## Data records
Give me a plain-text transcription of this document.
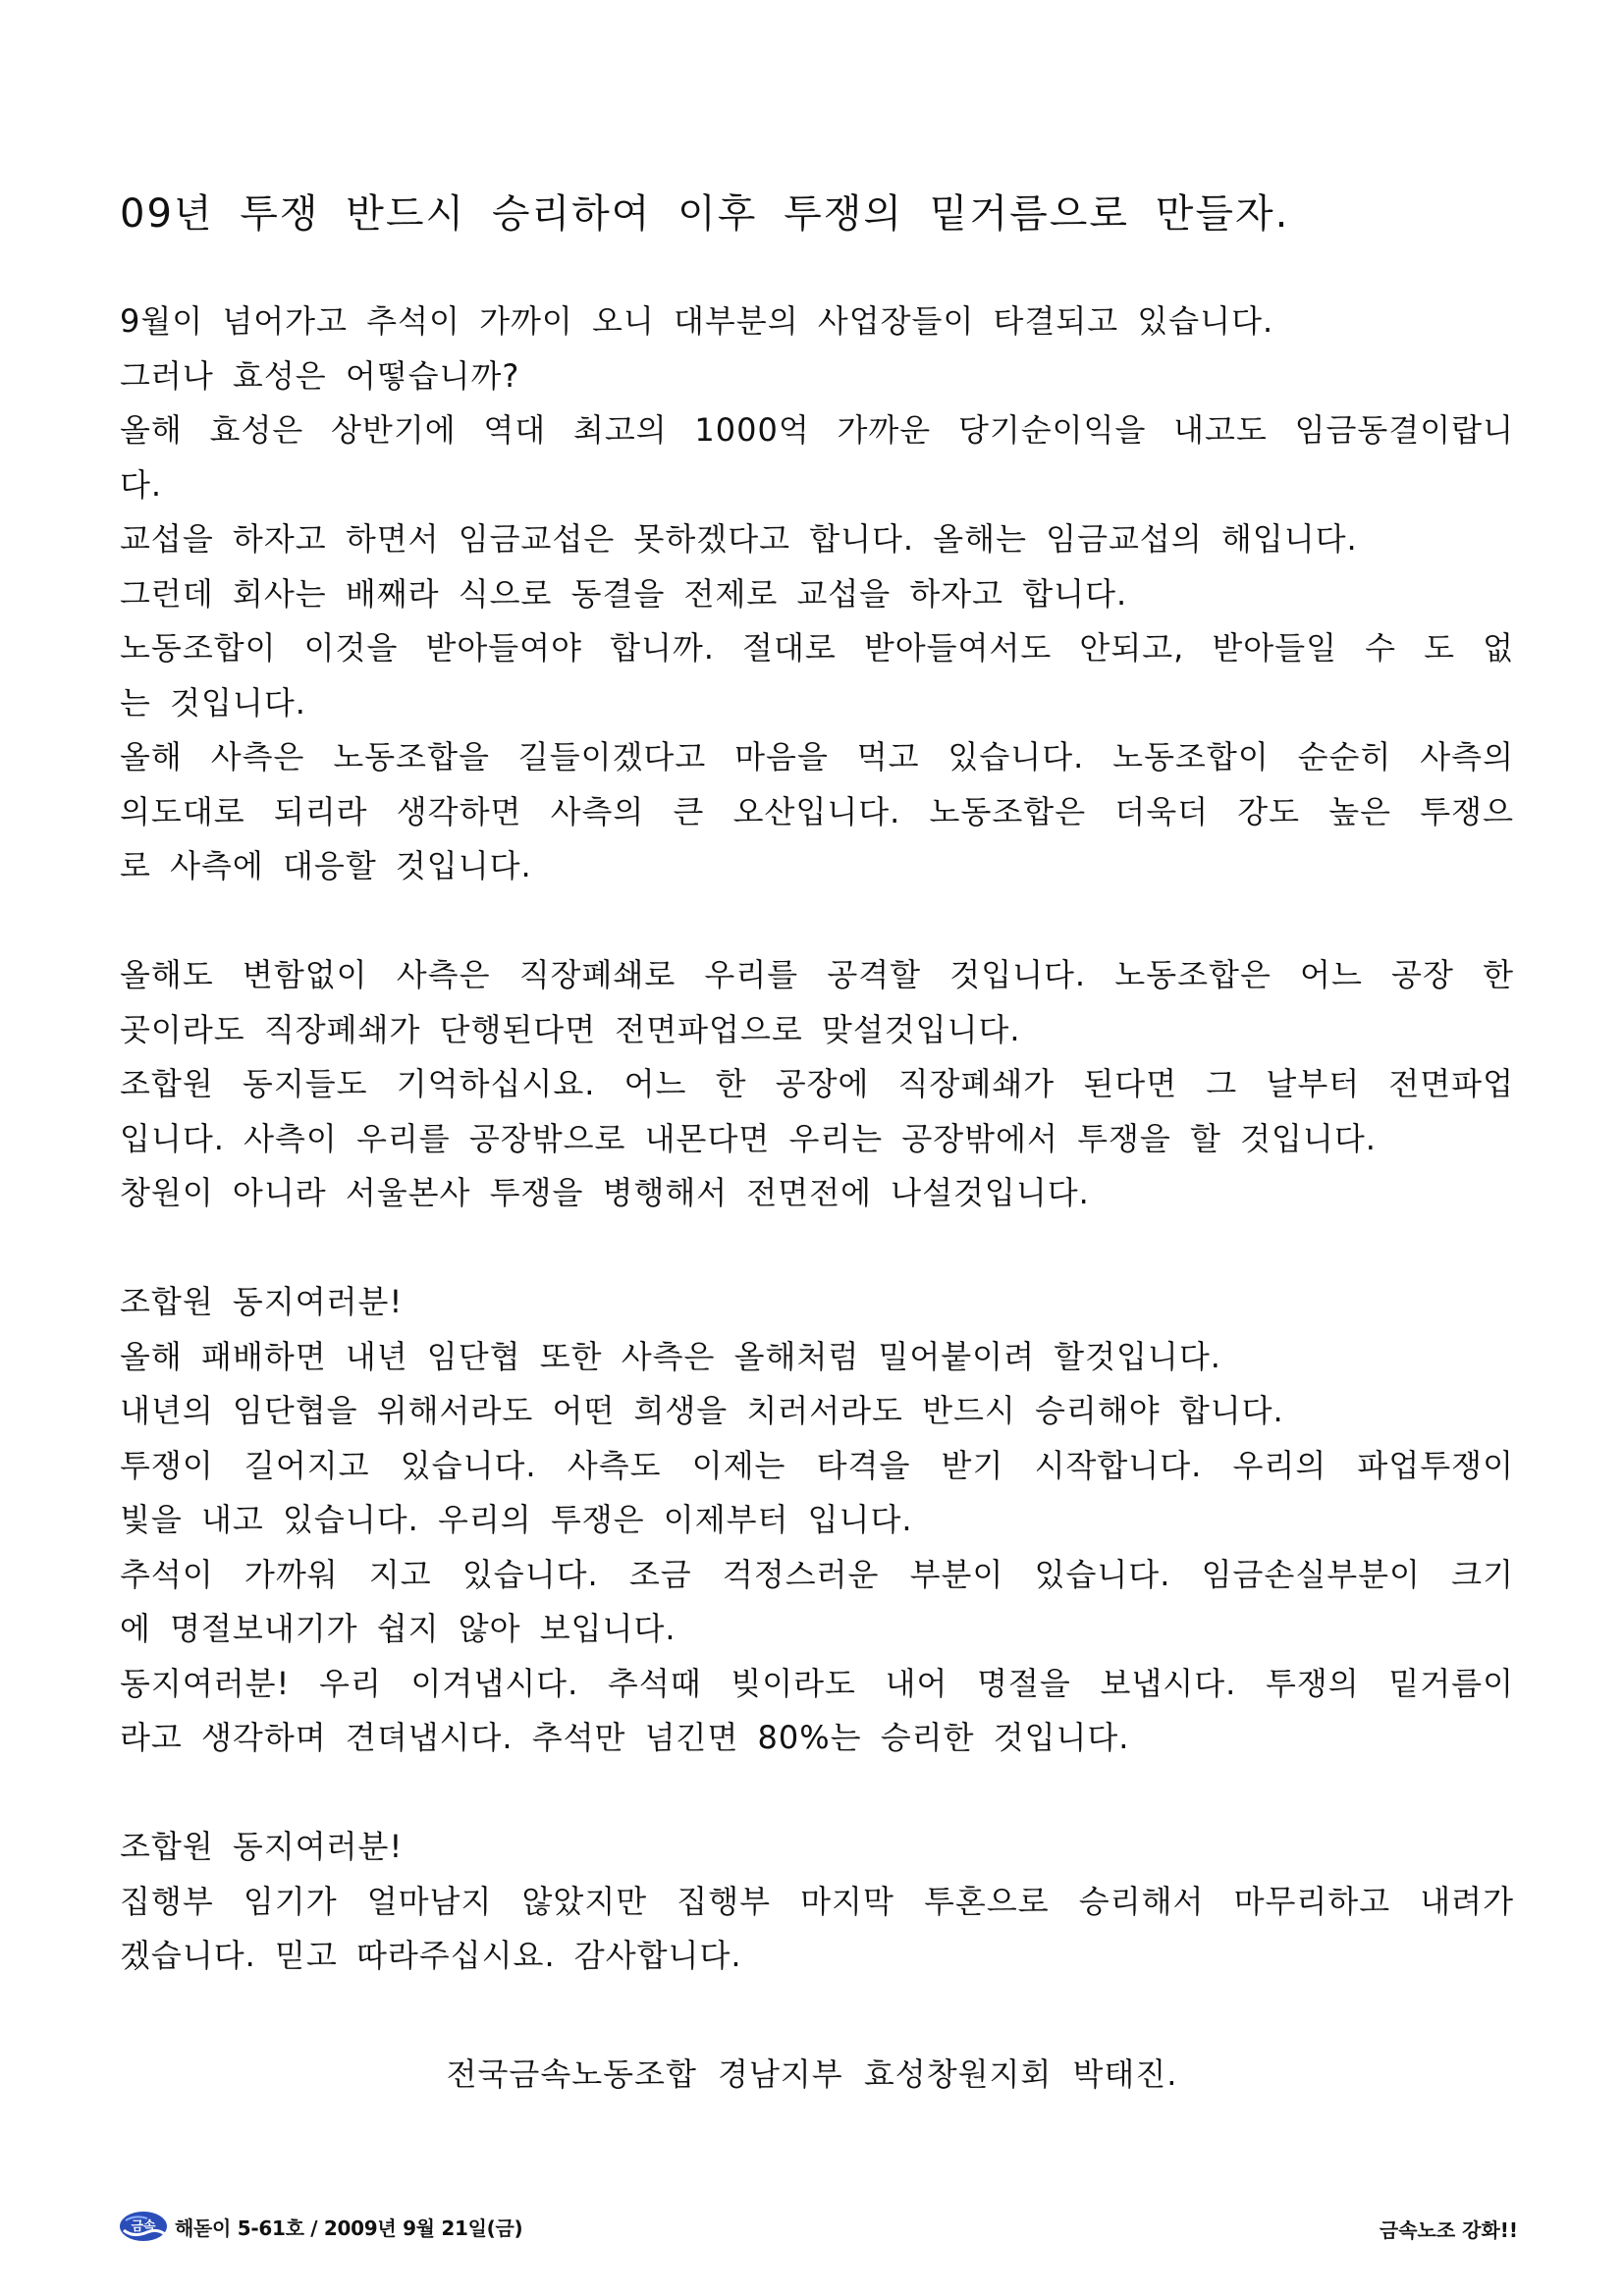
09년 투쟁 반드시 승리하여 이후 투쟁의 밑거름으로 만들자.
9월이 넘어가고 추석이 가까이 오니 대부분의 사업장들이 타결되고 있습니다.
그러나 효성은 어떻습니까?
올해 효성은 상반기에 역대 최고의 1000억 가까운 당기순이익을 내고도 임금동결이랍니
다.
교섭을 하자고 하면서 임금교섭은 못하겠다고 합니다. 올해는 임금교섭의 해입니다.
그런데 회사는 배째라 식으로 동결을 전제로 교섭을 하자고 합니다.
노동조합이 이것을 받아들여야 합니까. 절대로 받아들여서도 안되고, 받아들일 수 도 없
는 것입니다.
올해 사측은 노동조합을 길들이겠다고 마음을 먹고 있습니다. 노동조합이 순순히 사측의
의도대로 되리라 생각하면 사측의 큰 오산입니다. 노동조합은 더욱더 강도 높은 투쟁으
로 사측에 대응할 것입니다.
올해도 변함없이 사측은 직장폐쇄로 우리를 공격할 것입니다. 노동조합은 어느 공장 한
곳이라도 직장폐쇄가 단행된다면 전면파업으로 맞설것입니다.
조합원 동지들도 기억하십시요. 어느 한 공장에 직장폐쇄가 된다면 그 날부터 전면파업
입니다. 사측이 우리를 공장밖으로 내몬다면 우리는 공장밖에서 투쟁을 할 것입니다.
창원이 아니라 서울본사 투쟁을 병행해서 전면전에 나설것입니다.
조합원 동지여러분!
올해 패배하면 내년 임단협 또한 사측은 올해처럼 밀어붙이려 할것입니다.
내년의 임단협을 위해서라도 어떤 희생을 치러서라도 반드시 승리해야 합니다.
투쟁이 길어지고 있습니다. 사측도 이제는 타격을 받기 시작합니다. 우리의 파업투쟁이
빛을 내고 있습니다. 우리의 투쟁은 이제부터 입니다.
추석이 가까워 지고 있습니다. 조금 걱정스러운 부분이 있습니다. 임금손실부분이 크기
에 명절보내기가 쉽지 않아 보입니다.
동지여러분! 우리 이겨냅시다. 추석때 빚이라도 내어 명절을 보냅시다. 투쟁의 밑거름이
라고 생각하며 견뎌냅시다. 추석만 넘긴면 80%는 승리한 것입니다.
조합원 동지여러분!
집행부 임기가 얼마남지 않았지만 집행부 마지막 투혼으로 승리해서 마무리하고 내려가
겠습니다. 믿고 따라주십시요. 감사합니다.
전국금속노동조합 경남지부 효성창원지회 박태진.
금속 해돋이 5-61호 / 2009년 9월 21일(금)	금속노조 강화!!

## Aim of the task
Return each line of the data, keeping its wording exact and omitting pictures.

## Response for this exercise
Give me a plain-text transcription of this document.
09년 투쟁 반드시 승리하여 이후 투쟁의 밑거름으로 만들자.
9월이 넘어가고 추석이 가까이 오니 대부분의 사업장들이 타결되고 있습니다.
그러나 효성은 어떻습니까?
올해 효성은 상반기에 역대 최고의 1000억 가까운 당기순이익을 내고도 임금동결이랍니
다.
교섭을 하자고 하면서 임금교섭은 못하겠다고 합니다. 올해는 임금교섭의 해입니다.
그런데 회사는 배째라 식으로 동결을 전제로 교섭을 하자고 합니다.
노동조합이 이것을 받아들여야 합니까. 절대로 받아들여서도 안되고, 받아들일 수 도 없
는 것입니다.
올해 사측은 노동조합을 길들이겠다고 마음을 먹고 있습니다. 노동조합이 순순히 사측의
의도대로 되리라 생각하면 사측의 큰 오산입니다. 노동조합은 더욱더 강도 높은 투쟁으
로 사측에 대응할 것입니다.
올해도 변함없이 사측은 직장폐쇄로 우리를 공격할 것입니다. 노동조합은 어느 공장 한
곳이라도 직장폐쇄가 단행된다면 전면파업으로 맞설것입니다.
조합원 동지들도 기억하십시요. 어느 한 공장에 직장폐쇄가 된다면 그 날부터 전면파업
입니다. 사측이 우리를 공장밖으로 내몬다면 우리는 공장밖에서 투쟁을 할 것입니다.
창원이 아니라 서울본사 투쟁을 병행해서 전면전에 나설것입니다.
조합원 동지여러분!
올해 패배하면 내년 임단협 또한 사측은 올해처럼 밀어붙이려 할것입니다.
내년의 임단협을 위해서라도 어떤 희생을 치러서라도 반드시 승리해야 합니다.
투쟁이 길어지고 있습니다. 사측도 이제는 타격을 받기 시작합니다. 우리의 파업투쟁이
빛을 내고 있습니다. 우리의 투쟁은 이제부터 입니다.
추석이 가까워 지고 있습니다. 조금 걱정스러운 부분이 있습니다. 임금손실부분이 크기
에 명절보내기가 쉽지 않아 보입니다.
동지여러분! 우리 이겨냅시다. 추석때 빚이라도 내어 명절을 보냅시다. 투쟁의 밑거름이
라고 생각하며 견뎌냅시다. 추석만 넘긴면 80%는 승리한 것입니다.
조합원 동지여러분!
집행부 임기가 얼마남지 않았지만 집행부 마지막 투혼으로 승리해서 마무리하고 내려가
겠습니다. 믿고 따라주십시요. 감사합니다.
전국금속노동조합 경남지부 효성창원지회 박태진.
금속 해돋이 5-61호 / 2009년 9월 21일(금)	금속노조 강화!!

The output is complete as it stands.